Тоска по вселенской любви – уже на одной из последних ступеней к самой любви, и она узнает торжество любви, когда встречает его. Поэтому расколотость творческого меньшинства не делает учителя неспособным вести других к ступени, которой сам он еще не достиг.

«Человек живет для лучшего», – сказал Лука в горьковской пьесе. И хотя я знаю, что многого не достиг, я надеюсь, что читатели моих книг добьются большего, чем я. И если среди моих читателей есть учителя, то пусть их не смущают неудачи. В замечательной книге Ямбурга «Педагогический декамерон» попадаются рассказы о провалах. Это неизбежно. И остается вечно открытым вопрос: то ли учитель не нашел ключа к ученику, то ли ключ оказался в других, более сильных руках, – в семье, на улице, в бесконечных поворотах жизни? Евангельский сеятель не отчаивается, кидая свои зерна, хотя идея предопределения живет так же долго, как и надежда, что зерно, брошенное на землю, не пропадет.

То, чего достигает школа, – только первый толчок, постановка на путь, не больше.

- Данные:
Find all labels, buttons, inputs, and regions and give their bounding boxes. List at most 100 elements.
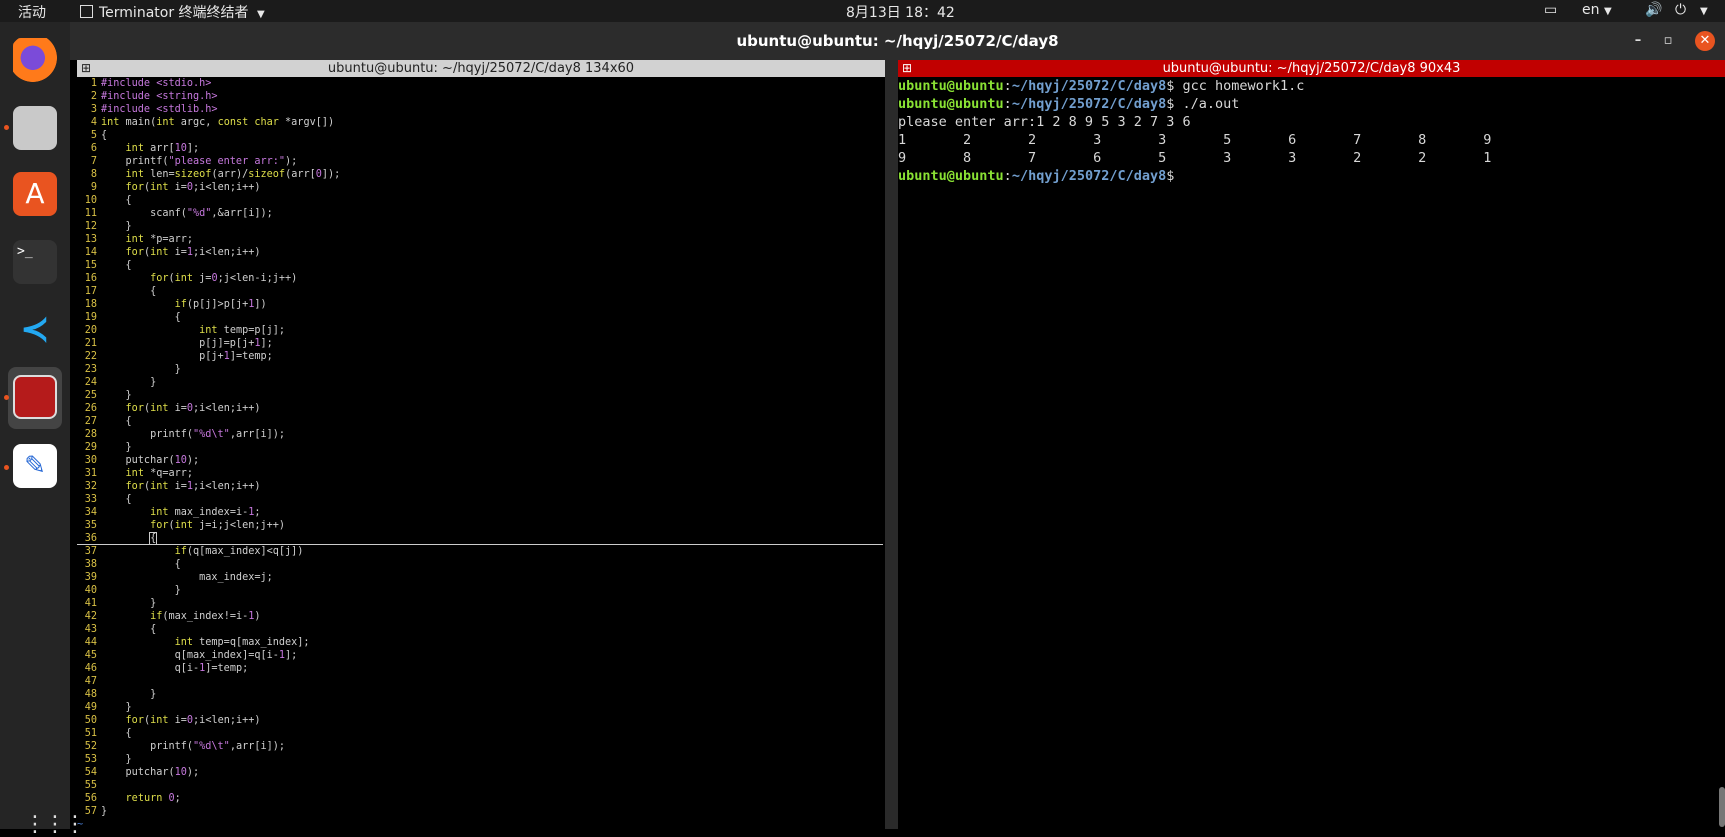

- Задания:
A: Как называется книга Ямбурга, которую упоминает отрывок?
B: Выведите из отрывка кусок от слов «Тоска по вселенской» до слов «еще не достиг.» включительно.
C: Допишите, что идет дальше в отрывке о школе и учителях, начиная после его последней фразы.

- Ответы:
A: «Педагогический декамерон».

B:
Тоска по вселенской любви – уже на одной из последних ступеней к самой любви, и она узнает торжество любви, когда встречает его. Поэтому расколотость творческого меньшинства не делает учителя неспособным вести других к ступени, которой сам он еще не достиг.

C:
Аттестат зрелости – только знак желания стать зрелым, вступить на путь к зрелости, не остановиться на полдороге. Выпускник школы лжет, если он всерьез считает себя зрелым. Он зрел только как рупор, способный озвучить догмы, которые запомнил. Таких рупоров много. Но есть и подростки, которых курс русской литературы разворошил, озадачил и толкает учиться самому подходить к открытым вопросам, и для них специальное высшее образование должно быть дополнено продолжением курса литературы с упором на ее глубины, с переходом от истории к онтологии, к героям и ситуациям, где история прорвана и открываются бездны, которые раскапывал еще Иов в поисках внутреннего света. Насколько я понимаю, это должен быть курс вершин мировой литературы, органически связанных с вершинами русской литературы («Гамлет» – и «Братья Карамазовы», «Жизнь есть сон» Кальдерона – и «Идиот»).

В стране, которая прошла антивоспитание в лагерях и в диком рынке, нельзя ждать, пока само собой родится творческое меньшинство, способное вывести массу из тупика. Надо это меньшинство создавать и прежде всего – в школах и университетах. Здесь раньше, чем где бы то ни было, торгующие должны быть изгнаны из храма – так, как это уже было в университетах, созданных Ломоносовым и продержавшихся в чистоте до первых лет революции. Здесь может быть создан опорный пункт, из которого – со временем, не рассчитывая на быстрые успехи, – удастся развернуть наступление «нестяжателей» на современные нравы.

Студент, вышедший из университета, должен чувствовать примерно такое отвращение к коррупции, как я его чувствовал, попав в лагерь, и научиться избегать продажности, как я избегал ее в течение трех лет, оказавшись на должности нормировщика подсобных мастерских, входившей в мафиозную цепь. Я эту цепь оборвал и убежден, что ее всюду можно оборвать. Меня поддерживало мысленное общество с героями прочитанных книг и живое общество с товарищами по несчастью, не покупавшими себе поблажки.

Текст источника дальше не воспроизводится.